### The request
Reproduce each line bearing the word "assignments".

------------------------

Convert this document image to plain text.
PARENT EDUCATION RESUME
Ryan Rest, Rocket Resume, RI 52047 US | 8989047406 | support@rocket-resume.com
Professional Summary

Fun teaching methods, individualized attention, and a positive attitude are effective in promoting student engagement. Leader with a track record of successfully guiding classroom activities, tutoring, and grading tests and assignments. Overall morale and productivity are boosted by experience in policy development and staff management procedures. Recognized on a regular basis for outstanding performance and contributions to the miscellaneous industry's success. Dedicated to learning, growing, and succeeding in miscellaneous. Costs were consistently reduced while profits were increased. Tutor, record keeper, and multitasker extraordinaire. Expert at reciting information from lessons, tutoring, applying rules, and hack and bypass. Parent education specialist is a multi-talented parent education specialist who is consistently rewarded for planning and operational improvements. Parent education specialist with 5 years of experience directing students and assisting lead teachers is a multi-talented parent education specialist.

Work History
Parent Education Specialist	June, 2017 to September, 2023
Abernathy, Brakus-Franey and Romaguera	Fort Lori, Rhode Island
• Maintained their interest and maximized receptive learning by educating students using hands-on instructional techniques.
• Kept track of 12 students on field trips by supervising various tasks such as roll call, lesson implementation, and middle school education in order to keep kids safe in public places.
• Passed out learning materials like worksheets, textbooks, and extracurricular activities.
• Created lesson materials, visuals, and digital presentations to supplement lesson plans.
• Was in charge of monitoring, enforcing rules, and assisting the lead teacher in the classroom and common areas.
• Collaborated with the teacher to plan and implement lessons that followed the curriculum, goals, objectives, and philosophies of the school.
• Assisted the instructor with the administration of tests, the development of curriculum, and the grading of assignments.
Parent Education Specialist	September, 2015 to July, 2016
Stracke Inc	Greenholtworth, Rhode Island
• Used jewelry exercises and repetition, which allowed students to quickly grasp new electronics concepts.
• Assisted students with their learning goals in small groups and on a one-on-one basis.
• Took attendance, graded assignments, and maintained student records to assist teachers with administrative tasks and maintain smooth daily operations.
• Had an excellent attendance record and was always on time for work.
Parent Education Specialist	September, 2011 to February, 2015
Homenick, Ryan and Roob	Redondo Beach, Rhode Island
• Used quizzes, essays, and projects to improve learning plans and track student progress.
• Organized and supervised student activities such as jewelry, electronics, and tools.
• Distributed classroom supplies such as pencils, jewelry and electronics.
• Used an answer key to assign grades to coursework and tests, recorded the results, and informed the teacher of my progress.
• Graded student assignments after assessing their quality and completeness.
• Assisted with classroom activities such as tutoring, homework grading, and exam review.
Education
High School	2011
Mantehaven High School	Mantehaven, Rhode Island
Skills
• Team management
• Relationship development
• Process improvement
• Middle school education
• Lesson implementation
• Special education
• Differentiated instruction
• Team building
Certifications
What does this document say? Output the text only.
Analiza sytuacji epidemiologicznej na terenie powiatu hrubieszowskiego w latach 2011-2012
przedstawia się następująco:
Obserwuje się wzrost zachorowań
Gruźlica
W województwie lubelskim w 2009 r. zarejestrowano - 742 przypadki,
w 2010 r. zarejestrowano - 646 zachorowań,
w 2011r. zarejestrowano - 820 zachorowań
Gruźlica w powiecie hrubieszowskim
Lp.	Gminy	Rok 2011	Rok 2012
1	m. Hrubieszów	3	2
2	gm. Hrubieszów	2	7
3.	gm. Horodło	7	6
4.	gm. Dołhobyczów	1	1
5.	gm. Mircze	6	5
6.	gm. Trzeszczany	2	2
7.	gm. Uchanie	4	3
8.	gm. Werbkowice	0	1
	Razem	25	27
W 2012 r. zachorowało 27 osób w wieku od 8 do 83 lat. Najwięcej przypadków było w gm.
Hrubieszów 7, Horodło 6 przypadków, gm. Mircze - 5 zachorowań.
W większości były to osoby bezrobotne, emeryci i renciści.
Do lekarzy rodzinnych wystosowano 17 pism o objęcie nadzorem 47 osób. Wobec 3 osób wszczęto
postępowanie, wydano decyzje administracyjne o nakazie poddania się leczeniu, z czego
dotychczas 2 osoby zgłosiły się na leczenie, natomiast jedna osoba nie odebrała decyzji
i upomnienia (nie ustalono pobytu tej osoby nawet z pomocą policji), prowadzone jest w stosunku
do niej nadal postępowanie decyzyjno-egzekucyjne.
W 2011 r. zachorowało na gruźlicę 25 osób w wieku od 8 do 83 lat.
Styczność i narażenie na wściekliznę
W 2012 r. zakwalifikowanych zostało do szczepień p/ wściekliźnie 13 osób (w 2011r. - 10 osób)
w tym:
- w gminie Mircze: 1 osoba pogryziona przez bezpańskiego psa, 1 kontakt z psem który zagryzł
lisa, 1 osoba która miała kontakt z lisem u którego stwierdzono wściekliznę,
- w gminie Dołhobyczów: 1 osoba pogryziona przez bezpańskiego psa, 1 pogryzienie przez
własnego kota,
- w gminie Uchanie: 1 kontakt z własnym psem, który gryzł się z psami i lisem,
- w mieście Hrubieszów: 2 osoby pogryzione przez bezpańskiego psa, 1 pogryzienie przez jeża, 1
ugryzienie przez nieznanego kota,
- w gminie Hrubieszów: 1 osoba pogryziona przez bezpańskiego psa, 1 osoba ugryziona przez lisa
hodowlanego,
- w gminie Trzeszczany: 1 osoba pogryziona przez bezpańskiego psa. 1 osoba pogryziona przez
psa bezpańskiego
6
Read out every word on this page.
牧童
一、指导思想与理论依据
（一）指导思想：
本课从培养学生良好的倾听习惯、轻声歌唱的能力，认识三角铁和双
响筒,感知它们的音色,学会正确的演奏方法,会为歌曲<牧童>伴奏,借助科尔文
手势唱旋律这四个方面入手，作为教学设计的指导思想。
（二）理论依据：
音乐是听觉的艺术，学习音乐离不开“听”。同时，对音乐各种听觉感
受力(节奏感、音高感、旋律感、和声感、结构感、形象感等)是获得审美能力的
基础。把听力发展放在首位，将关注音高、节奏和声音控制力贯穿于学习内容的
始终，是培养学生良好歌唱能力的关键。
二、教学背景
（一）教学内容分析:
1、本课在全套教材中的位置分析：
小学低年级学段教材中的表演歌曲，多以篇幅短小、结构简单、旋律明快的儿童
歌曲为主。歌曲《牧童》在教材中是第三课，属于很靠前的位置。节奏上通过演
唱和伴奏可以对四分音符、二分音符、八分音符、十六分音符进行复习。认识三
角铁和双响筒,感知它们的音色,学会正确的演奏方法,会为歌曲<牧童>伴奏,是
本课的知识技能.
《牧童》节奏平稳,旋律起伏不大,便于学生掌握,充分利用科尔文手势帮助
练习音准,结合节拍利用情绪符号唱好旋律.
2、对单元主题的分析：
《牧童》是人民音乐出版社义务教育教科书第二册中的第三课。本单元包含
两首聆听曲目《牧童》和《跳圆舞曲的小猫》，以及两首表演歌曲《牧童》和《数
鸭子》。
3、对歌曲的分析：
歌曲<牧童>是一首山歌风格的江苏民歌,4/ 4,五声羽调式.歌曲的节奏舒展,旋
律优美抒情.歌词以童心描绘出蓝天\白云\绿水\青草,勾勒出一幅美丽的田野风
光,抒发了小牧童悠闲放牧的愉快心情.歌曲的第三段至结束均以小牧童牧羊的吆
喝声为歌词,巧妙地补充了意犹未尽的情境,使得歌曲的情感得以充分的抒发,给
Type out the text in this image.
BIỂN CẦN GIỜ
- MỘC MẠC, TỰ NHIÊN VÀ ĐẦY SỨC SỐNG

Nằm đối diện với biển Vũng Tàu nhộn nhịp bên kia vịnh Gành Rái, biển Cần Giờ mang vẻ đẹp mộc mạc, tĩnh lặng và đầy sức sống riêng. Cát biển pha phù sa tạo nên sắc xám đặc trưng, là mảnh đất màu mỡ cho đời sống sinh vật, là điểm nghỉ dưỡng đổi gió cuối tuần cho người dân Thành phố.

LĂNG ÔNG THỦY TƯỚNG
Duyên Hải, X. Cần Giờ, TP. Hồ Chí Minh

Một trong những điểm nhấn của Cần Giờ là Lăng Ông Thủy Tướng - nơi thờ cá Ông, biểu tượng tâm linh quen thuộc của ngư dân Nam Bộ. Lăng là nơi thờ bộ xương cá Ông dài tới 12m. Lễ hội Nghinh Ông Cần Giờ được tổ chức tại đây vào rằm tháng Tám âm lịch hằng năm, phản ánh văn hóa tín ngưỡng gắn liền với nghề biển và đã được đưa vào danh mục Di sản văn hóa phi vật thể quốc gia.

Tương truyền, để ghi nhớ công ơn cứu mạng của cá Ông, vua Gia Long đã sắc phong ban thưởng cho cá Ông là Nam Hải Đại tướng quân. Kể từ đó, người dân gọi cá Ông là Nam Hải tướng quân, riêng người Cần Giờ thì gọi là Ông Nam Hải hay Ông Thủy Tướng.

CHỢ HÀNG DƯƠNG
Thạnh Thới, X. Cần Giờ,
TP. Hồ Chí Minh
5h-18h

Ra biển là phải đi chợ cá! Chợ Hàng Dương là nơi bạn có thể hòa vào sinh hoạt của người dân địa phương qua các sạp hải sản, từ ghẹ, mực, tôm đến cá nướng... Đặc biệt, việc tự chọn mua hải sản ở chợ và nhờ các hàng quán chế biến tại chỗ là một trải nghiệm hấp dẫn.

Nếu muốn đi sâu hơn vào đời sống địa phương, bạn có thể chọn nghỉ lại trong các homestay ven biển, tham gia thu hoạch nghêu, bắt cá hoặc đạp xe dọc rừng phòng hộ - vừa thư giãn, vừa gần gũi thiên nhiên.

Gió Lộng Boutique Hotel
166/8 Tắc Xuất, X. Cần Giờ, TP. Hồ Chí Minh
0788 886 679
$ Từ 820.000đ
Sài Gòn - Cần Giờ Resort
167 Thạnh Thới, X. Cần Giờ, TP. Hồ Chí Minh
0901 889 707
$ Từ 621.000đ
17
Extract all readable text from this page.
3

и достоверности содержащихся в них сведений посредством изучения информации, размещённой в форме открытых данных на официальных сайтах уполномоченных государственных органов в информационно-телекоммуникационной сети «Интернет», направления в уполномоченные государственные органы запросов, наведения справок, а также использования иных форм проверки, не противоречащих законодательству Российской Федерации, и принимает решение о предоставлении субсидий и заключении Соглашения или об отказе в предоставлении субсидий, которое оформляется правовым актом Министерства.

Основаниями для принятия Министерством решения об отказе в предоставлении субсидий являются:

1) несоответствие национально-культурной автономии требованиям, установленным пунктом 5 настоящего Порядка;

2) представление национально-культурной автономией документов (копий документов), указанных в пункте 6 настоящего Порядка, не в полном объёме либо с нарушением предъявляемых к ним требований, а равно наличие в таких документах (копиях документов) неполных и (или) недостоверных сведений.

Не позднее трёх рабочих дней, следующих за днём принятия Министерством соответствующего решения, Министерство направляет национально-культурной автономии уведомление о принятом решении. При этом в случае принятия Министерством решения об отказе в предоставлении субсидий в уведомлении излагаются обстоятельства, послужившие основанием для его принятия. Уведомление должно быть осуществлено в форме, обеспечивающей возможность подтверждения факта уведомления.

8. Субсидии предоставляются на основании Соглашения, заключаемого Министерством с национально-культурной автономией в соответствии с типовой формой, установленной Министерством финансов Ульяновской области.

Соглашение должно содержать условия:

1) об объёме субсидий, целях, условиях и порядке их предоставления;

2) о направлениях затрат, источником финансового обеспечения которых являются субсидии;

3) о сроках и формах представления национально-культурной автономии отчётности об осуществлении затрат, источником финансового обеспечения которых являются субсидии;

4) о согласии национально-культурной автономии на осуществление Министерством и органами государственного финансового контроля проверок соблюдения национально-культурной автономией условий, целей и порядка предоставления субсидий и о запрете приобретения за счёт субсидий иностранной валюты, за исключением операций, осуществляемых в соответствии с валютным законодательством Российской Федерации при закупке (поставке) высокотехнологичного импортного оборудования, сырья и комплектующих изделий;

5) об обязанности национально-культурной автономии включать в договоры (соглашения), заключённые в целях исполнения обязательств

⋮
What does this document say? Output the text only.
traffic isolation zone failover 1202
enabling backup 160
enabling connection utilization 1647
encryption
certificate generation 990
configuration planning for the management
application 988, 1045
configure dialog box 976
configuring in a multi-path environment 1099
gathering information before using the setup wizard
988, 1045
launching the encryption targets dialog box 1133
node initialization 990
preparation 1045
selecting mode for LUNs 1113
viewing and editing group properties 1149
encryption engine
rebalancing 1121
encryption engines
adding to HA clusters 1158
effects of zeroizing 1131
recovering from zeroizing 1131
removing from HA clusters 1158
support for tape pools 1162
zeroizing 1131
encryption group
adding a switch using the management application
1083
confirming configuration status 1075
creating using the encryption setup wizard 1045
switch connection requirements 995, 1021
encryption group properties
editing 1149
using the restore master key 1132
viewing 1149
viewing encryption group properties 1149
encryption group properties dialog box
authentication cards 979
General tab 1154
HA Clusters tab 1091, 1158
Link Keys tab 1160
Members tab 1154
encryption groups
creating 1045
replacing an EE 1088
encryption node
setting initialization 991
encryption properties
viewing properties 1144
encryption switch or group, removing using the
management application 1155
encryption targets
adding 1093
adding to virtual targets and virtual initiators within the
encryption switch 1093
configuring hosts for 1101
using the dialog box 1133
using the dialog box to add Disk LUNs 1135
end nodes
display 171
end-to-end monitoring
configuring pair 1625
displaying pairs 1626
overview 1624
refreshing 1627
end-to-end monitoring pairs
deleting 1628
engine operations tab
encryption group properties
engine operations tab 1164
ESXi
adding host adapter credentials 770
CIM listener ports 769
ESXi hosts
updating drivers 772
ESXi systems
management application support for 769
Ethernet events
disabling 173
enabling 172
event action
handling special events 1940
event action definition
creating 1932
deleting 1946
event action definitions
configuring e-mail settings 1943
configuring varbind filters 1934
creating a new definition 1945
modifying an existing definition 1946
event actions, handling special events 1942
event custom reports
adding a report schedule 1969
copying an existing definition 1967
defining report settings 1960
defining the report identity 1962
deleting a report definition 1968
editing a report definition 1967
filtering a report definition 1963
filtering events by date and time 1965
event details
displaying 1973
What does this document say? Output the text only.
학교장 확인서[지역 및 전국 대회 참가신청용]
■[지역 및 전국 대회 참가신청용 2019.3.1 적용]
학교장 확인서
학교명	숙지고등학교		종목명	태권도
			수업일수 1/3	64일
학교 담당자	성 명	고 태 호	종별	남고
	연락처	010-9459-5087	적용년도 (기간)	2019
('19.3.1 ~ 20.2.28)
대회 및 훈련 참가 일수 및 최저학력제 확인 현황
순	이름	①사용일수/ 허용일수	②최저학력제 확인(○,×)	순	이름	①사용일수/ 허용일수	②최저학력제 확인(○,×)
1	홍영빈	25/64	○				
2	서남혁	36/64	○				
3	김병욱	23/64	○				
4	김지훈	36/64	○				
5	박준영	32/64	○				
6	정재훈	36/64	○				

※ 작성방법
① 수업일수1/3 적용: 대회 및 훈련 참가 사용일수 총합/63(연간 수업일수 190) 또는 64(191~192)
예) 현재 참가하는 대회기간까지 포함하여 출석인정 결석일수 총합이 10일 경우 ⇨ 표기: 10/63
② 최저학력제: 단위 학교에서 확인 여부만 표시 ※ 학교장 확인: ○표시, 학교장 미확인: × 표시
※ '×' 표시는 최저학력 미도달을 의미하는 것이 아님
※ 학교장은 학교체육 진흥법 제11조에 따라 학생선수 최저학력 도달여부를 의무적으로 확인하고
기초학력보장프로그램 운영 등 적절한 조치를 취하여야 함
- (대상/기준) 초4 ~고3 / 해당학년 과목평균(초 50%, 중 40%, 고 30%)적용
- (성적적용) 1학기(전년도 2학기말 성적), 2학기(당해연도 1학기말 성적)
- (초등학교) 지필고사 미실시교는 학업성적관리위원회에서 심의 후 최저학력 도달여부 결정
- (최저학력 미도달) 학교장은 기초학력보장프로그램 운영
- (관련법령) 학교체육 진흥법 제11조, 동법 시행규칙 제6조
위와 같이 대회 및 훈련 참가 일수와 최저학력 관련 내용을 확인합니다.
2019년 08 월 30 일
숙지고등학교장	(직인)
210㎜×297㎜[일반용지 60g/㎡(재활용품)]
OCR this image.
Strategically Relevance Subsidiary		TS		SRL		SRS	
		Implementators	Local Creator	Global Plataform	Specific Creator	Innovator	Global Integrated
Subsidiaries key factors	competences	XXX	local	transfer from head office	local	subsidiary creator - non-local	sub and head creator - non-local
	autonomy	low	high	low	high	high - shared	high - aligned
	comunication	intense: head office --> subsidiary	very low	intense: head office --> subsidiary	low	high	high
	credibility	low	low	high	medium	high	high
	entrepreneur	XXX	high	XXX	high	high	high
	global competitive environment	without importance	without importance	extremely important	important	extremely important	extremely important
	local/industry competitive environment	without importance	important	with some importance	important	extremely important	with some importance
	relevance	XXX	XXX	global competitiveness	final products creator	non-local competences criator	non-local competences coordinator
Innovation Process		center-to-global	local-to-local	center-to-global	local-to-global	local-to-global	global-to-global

------------------------

### Exercise output
Fun teaching methods, individualized attention, and a positive attitude are effective in promoting student engagement. Leader with a track record of successfully guiding classroom activities, tutoring, and grading tests and assignments. Overall morale and productivity are boosted by experience in policy development and staff management procedures. Recognized on a regular basis for outstanding performance and contributions to the miscellaneous industry's success. Dedicated to learning, growing, and succeeding in miscellaneous. Costs were consistently reduced while profits were increased. Tutor, record keeper, and multitasker extraordinaire. Expert at reciting information from lessons, tutoring, applying rules, and hack and bypass. Parent education specialist is a multi-talented parent education specialist who is consistently rewarded for planning and operational improvements. Parent education specialist with 5 years of experience directing students and assisting lead teachers is a multi-talented parent education specialist.
• Assisted the instructor with the administration of tests, the development of curriculum, and the grading of assignments.
• Took attendance, graded assignments, and maintained student records to assist teachers with administrative tasks and maintain smooth daily operations.
• Graded student assignments after assessing their quality and completeness.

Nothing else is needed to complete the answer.